# [Request]
Without including any images, reproduce each entry exactly.
-- START Data for processing --
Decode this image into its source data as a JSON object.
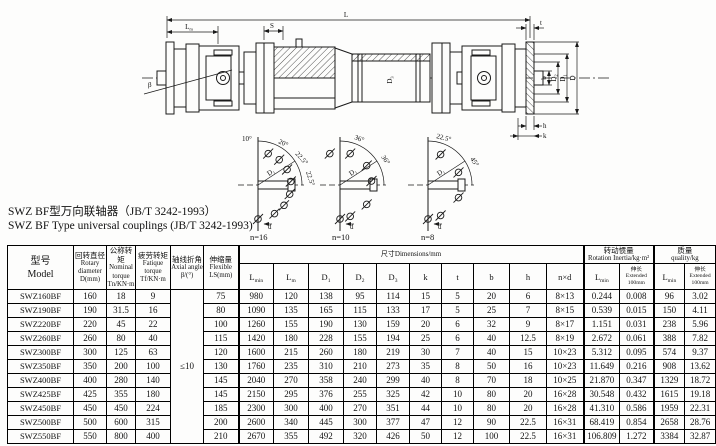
{
  "titles": {
    "zh": "SWZ BF型万向联轴器（JB/T 3242-1993）",
    "en": "SWZ BF Type universal couplings (JB/T 3242-1993)"
  },
  "drawing": {
    "labels": {
      "L": "L",
      "S": "S",
      "t": "t",
      "b": "b",
      "D": "D",
      "h": "h",
      "k": "k",
      "beta": "β",
      "d": "d"
    },
    "sym": {
      "Lm": [
        "L",
        "m"
      ],
      "Lmin": [
        "L",
        "min"
      ],
      "D1": [
        "D",
        "1"
      ],
      "D2": [
        "D",
        "2"
      ],
      "D3": [
        "D",
        "3"
      ]
    },
    "details": [
      {
        "caption": "n=16",
        "angles": [
          "10°",
          "20°",
          "22.5°",
          "22.5°"
        ]
      },
      {
        "caption": "n=10",
        "angles": [
          "36°",
          "36°"
        ]
      },
      {
        "caption": "n=8",
        "angles": [
          "22.5°",
          "45°"
        ]
      }
    ]
  },
  "table": {
    "model_header": {
      "zh": "型号",
      "en": "Model"
    },
    "col_headers": [
      {
        "zh": "回转直径",
        "en": "Rotary",
        "en2": "diameter",
        "sym": "D(mm)"
      },
      {
        "zh": "公称转矩",
        "en": "Nominal",
        "en2": "torque",
        "sym": "Tn/KN·m"
      },
      {
        "zh": "疲劳转矩",
        "en": "Fatique",
        "en2": "torque",
        "sym": "Tf/KN·m"
      },
      {
        "zh": "轴线折角",
        "en": "Axial angle",
        "en2": "",
        "sym": "β/(°)"
      },
      {
        "zh": "伸缩量",
        "en": "Flexible",
        "en2": "",
        "sym": "LS(mm)"
      }
    ],
    "groups": {
      "dims": "尺寸Dimensions/mm",
      "inertia_zh": "转动惯量",
      "inertia_en": "Rotation Inertia/kg·m²",
      "mass_zh": "质量",
      "mass_en": "quality/kg"
    },
    "ext": {
      "zh": "伸长",
      "en": "Extended",
      "mm": "100mm"
    },
    "dim_cols": [
      [
        "L",
        "min"
      ],
      [
        "L",
        "m"
      ],
      [
        "D",
        "1"
      ],
      [
        "D",
        "2"
      ],
      [
        "D",
        "3"
      ],
      [
        "k",
        ""
      ],
      [
        "t",
        ""
      ],
      [
        "b",
        ""
      ],
      [
        "h",
        ""
      ],
      [
        "n×d",
        ""
      ]
    ],
    "axial_value": "≤10",
    "rows": [
      [
        "SWZ160BF",
        "160",
        "18",
        "9",
        "75",
        "980",
        "120",
        "138",
        "95",
        "114",
        "15",
        "5",
        "20",
        "6",
        "8×13",
        "0.244",
        "0.008",
        "96",
        "3.02"
      ],
      [
        "SWZ190BF",
        "190",
        "31.5",
        "16",
        "80",
        "1090",
        "135",
        "165",
        "115",
        "133",
        "17",
        "5",
        "25",
        "7",
        "8×15",
        "0.539",
        "0.015",
        "150",
        "4.11"
      ],
      [
        "SWZ220BF",
        "220",
        "45",
        "22",
        "100",
        "1260",
        "155",
        "190",
        "130",
        "159",
        "20",
        "6",
        "32",
        "9",
        "8×17",
        "1.151",
        "0.031",
        "238",
        "5.96"
      ],
      [
        "SWZ260BF",
        "260",
        "80",
        "40",
        "115",
        "1420",
        "180",
        "228",
        "155",
        "194",
        "25",
        "6",
        "40",
        "12.5",
        "8×19",
        "2.672",
        "0.061",
        "388",
        "7.82"
      ],
      [
        "SWZ300BF",
        "300",
        "125",
        "63",
        "120",
        "1600",
        "215",
        "260",
        "180",
        "219",
        "30",
        "7",
        "40",
        "15",
        "10×23",
        "5.312",
        "0.095",
        "574",
        "9.37"
      ],
      [
        "SWZ350BF",
        "350",
        "200",
        "100",
        "130",
        "1760",
        "235",
        "310",
        "210",
        "273",
        "35",
        "8",
        "50",
        "16",
        "10×23",
        "11.649",
        "0.216",
        "908",
        "13.62"
      ],
      [
        "SWZ400BF",
        "400",
        "280",
        "140",
        "145",
        "2040",
        "270",
        "358",
        "240",
        "299",
        "40",
        "8",
        "70",
        "18",
        "10×25",
        "21.870",
        "0.347",
        "1329",
        "18.72"
      ],
      [
        "SWZ425BF",
        "425",
        "355",
        "180",
        "145",
        "2150",
        "295",
        "376",
        "255",
        "325",
        "42",
        "10",
        "80",
        "20",
        "16×28",
        "30.548",
        "0.432",
        "1615",
        "19.18"
      ],
      [
        "SWZ450BF",
        "450",
        "450",
        "224",
        "185",
        "2300",
        "300",
        "400",
        "270",
        "351",
        "44",
        "10",
        "80",
        "20",
        "16×28",
        "41.310",
        "0.586",
        "1959",
        "22.31"
      ],
      [
        "SWZ500BF",
        "500",
        "600",
        "315",
        "200",
        "2600",
        "340",
        "445",
        "300",
        "377",
        "47",
        "12",
        "90",
        "22.5",
        "16×31",
        "68.419",
        "0.854",
        "2658",
        "28.76"
      ],
      [
        "SWZ550BF",
        "550",
        "800",
        "400",
        "210",
        "2670",
        "355",
        "492",
        "320",
        "426",
        "50",
        "12",
        "100",
        "22.5",
        "16×31",
        "106.809",
        "1.272",
        "3384",
        "32.87"
      ]
    ]
  }
}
-- END Data for processing --
# [Exercise output]
Decode this image into its source data as a JSON object.
{
  "titles": {
    "zh": "SWZ BF型万向联轴器（JB/T 3242-1993）",
    "en": "SWZ BF Type universal couplings (JB/T 3242-1993)"
  },
  "drawing": {
    "labels": {
      "L": "L",
      "S": "S",
      "t": "t",
      "b": "b",
      "D": "D",
      "h": "h",
      "k": "k",
      "beta": "β",
      "d": "d"
    },
    "sym": {
      "Lm": [
        "L",
        "m"
      ],
      "Lmin": [
        "L",
        "min"
      ],
      "D1": [
        "D",
        "1"
      ],
      "D2": [
        "D",
        "2"
      ],
      "D3": [
        "D",
        "3"
      ]
    },
    "details": [
      {
        "caption": "n=16",
        "angles": [
          "10°",
          "20°",
          "22.5°",
          "22.5°"
        ]
      },
      {
        "caption": "n=10",
        "angles": [
          "36°",
          "36°"
        ]
      },
      {
        "caption": "n=8",
        "angles": [
          "22.5°",
          "45°"
        ]
      }
    ]
  },
  "table": {
    "model_header": {
      "zh": "型号",
      "en": "Model"
    },
    "col_headers": [
      {
        "zh": "回转直径",
        "en": "Rotary",
        "en2": "diameter",
        "sym": "D(mm)"
      },
      {
        "zh": "公称转矩",
        "en": "Nominal",
        "en2": "torque",
        "sym": "Tn/KN·m"
      },
      {
        "zh": "疲劳转矩",
        "en": "Fatique",
        "en2": "torque",
        "sym": "Tf/KN·m"
      },
      {
        "zh": "轴线折角",
        "en": "Axial angle",
        "en2": "",
        "sym": "β/(°)"
      },
      {
        "zh": "伸缩量",
        "en": "Flexible",
        "en2": "",
        "sym": "LS(mm)"
      }
    ],
    "groups": {
      "dims": "尺寸Dimensions/mm",
      "inertia_zh": "转动惯量",
      "inertia_en": "Rotation Inertia/kg·m²",
      "mass_zh": "质量",
      "mass_en": "quality/kg"
    },
    "ext": {
      "zh": "伸长",
      "en": "Extended",
      "mm": "100mm"
    },
    "dim_cols": [
      [
        "L",
        "min"
      ],
      [
        "L",
        "m"
      ],
      [
        "D",
        "1"
      ],
      [
        "D",
        "2"
      ],
      [
        "D",
        "3"
      ],
      [
        "k",
        ""
      ],
      [
        "t",
        ""
      ],
      [
        "b",
        ""
      ],
      [
        "h",
        ""
      ],
      [
        "n×d",
        ""
      ]
    ],
    "axial_value": "≤10",
    "rows": [
      [
        "SWZ160BF",
        "160",
        "18",
        "9",
        "75",
        "980",
        "120",
        "138",
        "95",
        "114",
        "15",
        "5",
        "20",
        "6",
        "8×13",
        "0.244",
        "0.008",
        "96",
        "3.02"
      ],
      [
        "SWZ190BF",
        "190",
        "31.5",
        "16",
        "80",
        "1090",
        "135",
        "165",
        "115",
        "133",
        "17",
        "5",
        "25",
        "7",
        "8×15",
        "0.539",
        "0.015",
        "150",
        "4.11"
      ],
      [
        "SWZ220BF",
        "220",
        "45",
        "22",
        "100",
        "1260",
        "155",
        "190",
        "130",
        "159",
        "20",
        "6",
        "32",
        "9",
        "8×17",
        "1.151",
        "0.031",
        "238",
        "5.96"
      ],
      [
        "SWZ260BF",
        "260",
        "80",
        "40",
        "115",
        "1420",
        "180",
        "228",
        "155",
        "194",
        "25",
        "6",
        "40",
        "12.5",
        "8×19",
        "2.672",
        "0.061",
        "388",
        "7.82"
      ],
      [
        "SWZ300BF",
        "300",
        "125",
        "63",
        "120",
        "1600",
        "215",
        "260",
        "180",
        "219",
        "30",
        "7",
        "40",
        "15",
        "10×23",
        "5.312",
        "0.095",
        "574",
        "9.37"
      ],
      [
        "SWZ350BF",
        "350",
        "200",
        "100",
        "130",
        "1760",
        "235",
        "310",
        "210",
        "273",
        "35",
        "8",
        "50",
        "16",
        "10×23",
        "11.649",
        "0.216",
        "908",
        "13.62"
      ],
      [
        "SWZ400BF",
        "400",
        "280",
        "140",
        "145",
        "2040",
        "270",
        "358",
        "240",
        "299",
        "40",
        "8",
        "70",
        "18",
        "10×25",
        "21.870",
        "0.347",
        "1329",
        "18.72"
      ],
      [
        "SWZ425BF",
        "425",
        "355",
        "180",
        "145",
        "2150",
        "295",
        "376",
        "255",
        "325",
        "42",
        "10",
        "80",
        "20",
        "16×28",
        "30.548",
        "0.432",
        "1615",
        "19.18"
      ],
      [
        "SWZ450BF",
        "450",
        "450",
        "224",
        "185",
        "2300",
        "300",
        "400",
        "270",
        "351",
        "44",
        "10",
        "80",
        "20",
        "16×28",
        "41.310",
        "0.586",
        "1959",
        "22.31"
      ],
      [
        "SWZ500BF",
        "500",
        "600",
        "315",
        "200",
        "2600",
        "340",
        "445",
        "300",
        "377",
        "47",
        "12",
        "90",
        "22.5",
        "16×31",
        "68.419",
        "0.854",
        "2658",
        "28.76"
      ],
      [
        "SWZ550BF",
        "550",
        "800",
        "400",
        "210",
        "2670",
        "355",
        "492",
        "320",
        "426",
        "50",
        "12",
        "100",
        "22.5",
        "16×31",
        "106.809",
        "1.272",
        "3384",
        "32.87"
      ]
    ]
  }
}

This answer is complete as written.